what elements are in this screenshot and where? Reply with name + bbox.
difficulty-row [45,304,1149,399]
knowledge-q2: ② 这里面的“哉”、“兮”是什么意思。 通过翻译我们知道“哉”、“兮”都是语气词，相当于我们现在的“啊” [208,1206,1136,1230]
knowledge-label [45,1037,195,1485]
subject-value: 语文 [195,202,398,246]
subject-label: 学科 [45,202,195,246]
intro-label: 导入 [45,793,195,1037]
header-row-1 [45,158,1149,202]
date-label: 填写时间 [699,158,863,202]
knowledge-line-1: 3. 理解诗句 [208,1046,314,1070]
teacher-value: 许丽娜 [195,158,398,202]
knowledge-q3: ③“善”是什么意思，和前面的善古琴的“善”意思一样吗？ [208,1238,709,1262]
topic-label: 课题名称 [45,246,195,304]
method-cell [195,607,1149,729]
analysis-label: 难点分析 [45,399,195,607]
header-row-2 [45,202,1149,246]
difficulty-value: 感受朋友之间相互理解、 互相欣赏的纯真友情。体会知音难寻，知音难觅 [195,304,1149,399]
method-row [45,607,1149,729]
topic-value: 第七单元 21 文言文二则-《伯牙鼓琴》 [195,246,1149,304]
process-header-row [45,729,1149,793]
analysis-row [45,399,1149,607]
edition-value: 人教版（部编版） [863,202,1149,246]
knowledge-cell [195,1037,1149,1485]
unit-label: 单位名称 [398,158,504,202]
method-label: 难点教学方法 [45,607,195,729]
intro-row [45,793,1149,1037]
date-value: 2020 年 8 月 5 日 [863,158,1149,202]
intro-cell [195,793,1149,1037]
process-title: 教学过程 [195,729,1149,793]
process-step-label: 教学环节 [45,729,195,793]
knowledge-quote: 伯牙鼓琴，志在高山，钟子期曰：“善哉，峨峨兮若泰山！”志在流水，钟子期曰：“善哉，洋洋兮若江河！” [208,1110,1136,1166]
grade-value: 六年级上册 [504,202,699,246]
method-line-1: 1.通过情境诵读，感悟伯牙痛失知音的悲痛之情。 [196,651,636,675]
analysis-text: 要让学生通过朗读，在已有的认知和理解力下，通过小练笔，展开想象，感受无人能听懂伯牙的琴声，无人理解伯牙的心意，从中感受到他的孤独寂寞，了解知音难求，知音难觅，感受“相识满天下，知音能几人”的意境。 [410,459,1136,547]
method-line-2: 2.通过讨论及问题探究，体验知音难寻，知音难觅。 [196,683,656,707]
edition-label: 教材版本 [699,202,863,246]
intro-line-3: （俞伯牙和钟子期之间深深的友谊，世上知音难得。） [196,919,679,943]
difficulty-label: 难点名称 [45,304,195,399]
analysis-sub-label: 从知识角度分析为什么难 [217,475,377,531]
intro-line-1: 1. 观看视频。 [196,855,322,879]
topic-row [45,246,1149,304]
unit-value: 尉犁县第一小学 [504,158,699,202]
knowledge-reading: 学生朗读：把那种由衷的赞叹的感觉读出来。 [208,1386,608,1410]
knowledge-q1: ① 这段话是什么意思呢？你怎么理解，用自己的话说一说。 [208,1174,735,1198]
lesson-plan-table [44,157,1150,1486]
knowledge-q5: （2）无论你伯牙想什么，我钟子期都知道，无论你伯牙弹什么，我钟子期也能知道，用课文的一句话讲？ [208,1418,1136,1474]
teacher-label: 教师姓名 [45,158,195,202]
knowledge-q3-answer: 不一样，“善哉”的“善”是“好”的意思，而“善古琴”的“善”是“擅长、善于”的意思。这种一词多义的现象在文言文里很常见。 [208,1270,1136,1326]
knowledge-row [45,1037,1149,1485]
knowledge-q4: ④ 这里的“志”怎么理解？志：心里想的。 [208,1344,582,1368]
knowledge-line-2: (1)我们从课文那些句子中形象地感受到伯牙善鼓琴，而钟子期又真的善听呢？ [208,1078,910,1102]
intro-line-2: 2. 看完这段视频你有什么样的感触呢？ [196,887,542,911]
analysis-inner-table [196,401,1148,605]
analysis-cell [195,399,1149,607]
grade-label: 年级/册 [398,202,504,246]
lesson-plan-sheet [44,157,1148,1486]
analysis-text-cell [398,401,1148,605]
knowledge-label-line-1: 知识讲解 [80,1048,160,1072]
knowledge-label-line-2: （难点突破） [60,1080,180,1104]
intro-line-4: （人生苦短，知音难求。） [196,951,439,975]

→ **Vos consignes**
Dans l'ensemble des items ci-dessus, substituez « lesson-table » à « lesson-plan-table », puis reproduisez les lignes sans aucune autre modification.

→ **Corrigé proposé**
what elements are in this screenshot and where? Reply with name + bbox.
difficulty-row [45,304,1149,399]
knowledge-q2: ② 这里面的“哉”、“兮”是什么意思。 通过翻译我们知道“哉”、“兮”都是语气词，相当于我们现在的“啊” [208,1206,1136,1230]
knowledge-label [45,1037,195,1485]
subject-value: 语文 [195,202,398,246]
subject-label: 学科 [45,202,195,246]
intro-label: 导入 [45,793,195,1037]
header-row-1 [45,158,1149,202]
date-label: 填写时间 [699,158,863,202]
knowledge-line-1: 3. 理解诗句 [208,1046,314,1070]
teacher-value: 许丽娜 [195,158,398,202]
knowledge-q3: ③“善”是什么意思，和前面的善古琴的“善”意思一样吗？ [208,1238,709,1262]
topic-label: 课题名称 [45,246,195,304]
method-cell [195,607,1149,729]
analysis-label: 难点分析 [45,399,195,607]
header-row-2 [45,202,1149,246]
difficulty-value: 感受朋友之间相互理解、 互相欣赏的纯真友情。体会知音难寻，知音难觅 [195,304,1149,399]
method-row [45,607,1149,729]
topic-value: 第七单元 21 文言文二则-《伯牙鼓琴》 [195,246,1149,304]
process-header-row [45,729,1149,793]
analysis-row [45,399,1149,607]
edition-value: 人教版（部编版） [863,202,1149,246]
knowledge-cell [195,1037,1149,1485]
unit-label: 单位名称 [398,158,504,202]
method-label: 难点教学方法 [45,607,195,729]
intro-row [45,793,1149,1037]
date-value: 2020 年 8 月 5 日 [863,158,1149,202]
intro-cell [195,793,1149,1037]
process-title: 教学过程 [195,729,1149,793]
process-step-label: 教学环节 [45,729,195,793]
knowledge-quote: 伯牙鼓琴，志在高山，钟子期曰：“善哉，峨峨兮若泰山！”志在流水，钟子期曰：“善哉，洋洋兮若江河！” [208,1110,1136,1166]
grade-value: 六年级上册 [504,202,699,246]
method-line-1: 1.通过情境诵读，感悟伯牙痛失知音的悲痛之情。 [196,651,636,675]
analysis-text: 要让学生通过朗读，在已有的认知和理解力下，通过小练笔，展开想象，感受无人能听懂伯牙的琴声，无人理解伯牙的心意，从中感受到他的孤独寂寞，了解知音难求，知音难觅，感受“相识满天下，知音能几人”的意境。 [410,459,1136,547]
method-line-2: 2.通过讨论及问题探究，体验知音难寻，知音难觅。 [196,683,656,707]
edition-label: 教材版本 [699,202,863,246]
intro-line-3: （俞伯牙和钟子期之间深深的友谊，世上知音难得。） [196,919,679,943]
difficulty-label: 难点名称 [45,304,195,399]
analysis-sub-label: 从知识角度分析为什么难 [217,475,377,531]
intro-line-1: 1. 观看视频。 [196,855,322,879]
topic-row [45,246,1149,304]
unit-value: 尉犁县第一小学 [504,158,699,202]
knowledge-reading: 学生朗读：把那种由衷的赞叹的感觉读出来。 [208,1386,608,1410]
knowledge-q1: ① 这段话是什么意思呢？你怎么理解，用自己的话说一说。 [208,1174,735,1198]
lesson-table [44,157,1150,1486]
knowledge-q5: （2）无论你伯牙想什么，我钟子期都知道，无论你伯牙弹什么，我钟子期也能知道，用课文的一句话讲？ [208,1418,1136,1474]
teacher-label: 教师姓名 [45,158,195,202]
knowledge-q3-answer: 不一样，“善哉”的“善”是“好”的意思，而“善古琴”的“善”是“擅长、善于”的意思。这种一词多义的现象在文言文里很常见。 [208,1270,1136,1326]
knowledge-row [45,1037,1149,1485]
knowledge-q4: ④ 这里的“志”怎么理解？志：心里想的。 [208,1344,582,1368]
knowledge-line-2: (1)我们从课文那些句子中形象地感受到伯牙善鼓琴，而钟子期又真的善听呢？ [208,1078,910,1102]
intro-line-2: 2. 看完这段视频你有什么样的感触呢？ [196,887,542,911]
analysis-inner-table [196,401,1148,605]
analysis-cell [195,399,1149,607]
grade-label: 年级/册 [398,202,504,246]
lesson-plan-sheet [44,157,1148,1486]
analysis-text-cell [398,401,1148,605]
knowledge-label-line-1: 知识讲解 [80,1048,160,1072]
knowledge-label-line-2: （难点突破） [60,1080,180,1104]
intro-line-4: （人生苦短，知音难求。） [196,951,439,975]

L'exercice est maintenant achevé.